Figure content listings:
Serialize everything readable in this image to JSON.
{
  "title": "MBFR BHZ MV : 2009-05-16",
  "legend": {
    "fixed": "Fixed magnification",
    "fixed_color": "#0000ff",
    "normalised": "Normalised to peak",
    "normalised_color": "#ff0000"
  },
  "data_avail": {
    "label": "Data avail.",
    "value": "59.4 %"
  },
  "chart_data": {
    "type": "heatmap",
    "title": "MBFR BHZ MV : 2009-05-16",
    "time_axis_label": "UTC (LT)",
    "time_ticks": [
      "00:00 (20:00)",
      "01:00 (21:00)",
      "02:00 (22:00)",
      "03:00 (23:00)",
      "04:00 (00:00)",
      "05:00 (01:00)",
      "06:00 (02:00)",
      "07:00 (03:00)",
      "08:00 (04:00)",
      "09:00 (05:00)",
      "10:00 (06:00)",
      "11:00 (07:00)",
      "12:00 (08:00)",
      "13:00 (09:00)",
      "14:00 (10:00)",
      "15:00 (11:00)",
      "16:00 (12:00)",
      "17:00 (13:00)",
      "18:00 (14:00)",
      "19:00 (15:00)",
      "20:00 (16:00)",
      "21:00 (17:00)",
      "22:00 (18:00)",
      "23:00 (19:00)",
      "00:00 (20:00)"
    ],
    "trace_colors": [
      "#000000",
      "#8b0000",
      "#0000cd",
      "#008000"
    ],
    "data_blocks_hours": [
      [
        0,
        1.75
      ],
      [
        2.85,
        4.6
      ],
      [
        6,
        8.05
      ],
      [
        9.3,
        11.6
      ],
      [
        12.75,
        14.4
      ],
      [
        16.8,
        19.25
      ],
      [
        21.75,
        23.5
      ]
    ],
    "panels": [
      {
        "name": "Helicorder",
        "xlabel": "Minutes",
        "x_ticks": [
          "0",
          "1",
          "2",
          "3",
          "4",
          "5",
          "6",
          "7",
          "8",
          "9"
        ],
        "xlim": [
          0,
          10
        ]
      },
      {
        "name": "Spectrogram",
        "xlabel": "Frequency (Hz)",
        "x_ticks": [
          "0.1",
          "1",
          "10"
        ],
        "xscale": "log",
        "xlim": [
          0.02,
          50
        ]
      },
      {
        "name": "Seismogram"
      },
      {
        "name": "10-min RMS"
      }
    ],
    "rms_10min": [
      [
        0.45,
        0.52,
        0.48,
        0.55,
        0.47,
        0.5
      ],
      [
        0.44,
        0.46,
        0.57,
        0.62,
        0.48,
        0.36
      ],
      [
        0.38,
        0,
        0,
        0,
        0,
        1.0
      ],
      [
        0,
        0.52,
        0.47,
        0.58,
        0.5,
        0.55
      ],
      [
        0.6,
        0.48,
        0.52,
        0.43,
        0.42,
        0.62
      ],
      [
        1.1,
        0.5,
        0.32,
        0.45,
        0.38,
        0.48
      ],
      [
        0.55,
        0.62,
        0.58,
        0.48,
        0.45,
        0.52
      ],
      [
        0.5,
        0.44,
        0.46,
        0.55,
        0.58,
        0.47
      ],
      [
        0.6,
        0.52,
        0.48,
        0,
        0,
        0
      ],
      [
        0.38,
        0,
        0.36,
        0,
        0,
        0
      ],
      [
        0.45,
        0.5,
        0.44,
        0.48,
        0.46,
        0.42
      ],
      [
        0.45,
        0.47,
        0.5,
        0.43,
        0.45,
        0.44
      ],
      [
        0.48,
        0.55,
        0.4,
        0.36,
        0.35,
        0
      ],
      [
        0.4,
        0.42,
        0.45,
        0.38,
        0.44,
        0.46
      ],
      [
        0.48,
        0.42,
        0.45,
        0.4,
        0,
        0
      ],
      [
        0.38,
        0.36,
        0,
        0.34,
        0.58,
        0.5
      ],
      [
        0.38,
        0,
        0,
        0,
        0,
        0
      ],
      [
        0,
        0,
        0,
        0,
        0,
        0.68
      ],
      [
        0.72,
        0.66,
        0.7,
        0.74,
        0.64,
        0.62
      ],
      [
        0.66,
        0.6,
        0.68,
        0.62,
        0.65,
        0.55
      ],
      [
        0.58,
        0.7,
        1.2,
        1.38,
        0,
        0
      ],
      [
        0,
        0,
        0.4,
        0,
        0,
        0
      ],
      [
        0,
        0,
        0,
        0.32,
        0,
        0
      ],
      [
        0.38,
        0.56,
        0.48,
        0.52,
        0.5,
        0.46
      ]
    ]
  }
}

- AIM
Copy every record exactly as presented.

- OUTPUT FOR THIS TASK
Serialize everything readable in this image to JSON.
{
  "title": "MBFR BHZ MV : 2009-05-16",
  "legend": {
    "fixed": "Fixed magnification",
    "fixed_color": "#0000ff",
    "normalised": "Normalised to peak",
    "normalised_color": "#ff0000"
  },
  "data_avail": {
    "label": "Data avail.",
    "value": "59.4 %"
  },
  "chart_data": {
    "type": "heatmap",
    "title": "MBFR BHZ MV : 2009-05-16",
    "time_axis_label": "UTC (LT)",
    "time_ticks": [
      "00:00 (20:00)",
      "01:00 (21:00)",
      "02:00 (22:00)",
      "03:00 (23:00)",
      "04:00 (00:00)",
      "05:00 (01:00)",
      "06:00 (02:00)",
      "07:00 (03:00)",
      "08:00 (04:00)",
      "09:00 (05:00)",
      "10:00 (06:00)",
      "11:00 (07:00)",
      "12:00 (08:00)",
      "13:00 (09:00)",
      "14:00 (10:00)",
      "15:00 (11:00)",
      "16:00 (12:00)",
      "17:00 (13:00)",
      "18:00 (14:00)",
      "19:00 (15:00)",
      "20:00 (16:00)",
      "21:00 (17:00)",
      "22:00 (18:00)",
      "23:00 (19:00)",
      "00:00 (20:00)"
    ],
    "trace_colors": [
      "#000000",
      "#8b0000",
      "#0000cd",
      "#008000"
    ],
    "data_blocks_hours": [
      [
        0,
        1.75
      ],
      [
        2.85,
        4.6
      ],
      [
        6,
        8.05
      ],
      [
        9.3,
        11.6
      ],
      [
        12.75,
        14.4
      ],
      [
        16.8,
        19.25
      ],
      [
        21.75,
        23.5
      ]
    ],
    "panels": [
      {
        "name": "Helicorder",
        "xlabel": "Minutes",
        "x_ticks": [
          "0",
          "1",
          "2",
          "3",
          "4",
          "5",
          "6",
          "7",
          "8",
          "9"
        ],
        "xlim": [
          0,
          10
        ]
      },
      {
        "name": "Spectrogram",
        "xlabel": "Frequency (Hz)",
        "x_ticks": [
          "0.1",
          "1",
          "10"
        ],
        "xscale": "log",
        "xlim": [
          0.02,
          50
        ]
      },
      {
        "name": "Seismogram"
      },
      {
        "name": "10-min RMS"
      }
    ],
    "rms_10min": [
      [
        0.45,
        0.52,
        0.48,
        0.55,
        0.47,
        0.5
      ],
      [
        0.44,
        0.46,
        0.57,
        0.62,
        0.48,
        0.36
      ],
      [
        0.38,
        0,
        0,
        0,
        0,
        1.0
      ],
      [
        0,
        0.52,
        0.47,
        0.58,
        0.5,
        0.55
      ],
      [
        0.6,
        0.48,
        0.52,
        0.43,
        0.42,
        0.62
      ],
      [
        1.1,
        0.5,
        0.32,
        0.45,
        0.38,
        0.48
      ],
      [
        0.55,
        0.62,
        0.58,
        0.48,
        0.45,
        0.52
      ],
      [
        0.5,
        0.44,
        0.46,
        0.55,
        0.58,
        0.47
      ],
      [
        0.6,
        0.52,
        0.48,
        0,
        0,
        0
      ],
      [
        0.38,
        0,
        0.36,
        0,
        0,
        0
      ],
      [
        0.45,
        0.5,
        0.44,
        0.48,
        0.46,
        0.42
      ],
      [
        0.45,
        0.47,
        0.5,
        0.43,
        0.45,
        0.44
      ],
      [
        0.48,
        0.55,
        0.4,
        0.36,
        0.35,
        0
      ],
      [
        0.4,
        0.42,
        0.45,
        0.38,
        0.44,
        0.46
      ],
      [
        0.48,
        0.42,
        0.45,
        0.4,
        0,
        0
      ],
      [
        0.38,
        0.36,
        0,
        0.34,
        0.58,
        0.5
      ],
      [
        0.38,
        0,
        0,
        0,
        0,
        0
      ],
      [
        0,
        0,
        0,
        0,
        0,
        0.68
      ],
      [
        0.72,
        0.66,
        0.7,
        0.74,
        0.64,
        0.62
      ],
      [
        0.66,
        0.6,
        0.68,
        0.62,
        0.65,
        0.55
      ],
      [
        0.58,
        0.7,
        1.2,
        1.38,
        0,
        0
      ],
      [
        0,
        0,
        0.4,
        0,
        0,
        0
      ],
      [
        0,
        0,
        0,
        0.32,
        0,
        0
      ],
      [
        0.38,
        0.56,
        0.48,
        0.52,
        0.5,
        0.46
      ]
    ]
  }
}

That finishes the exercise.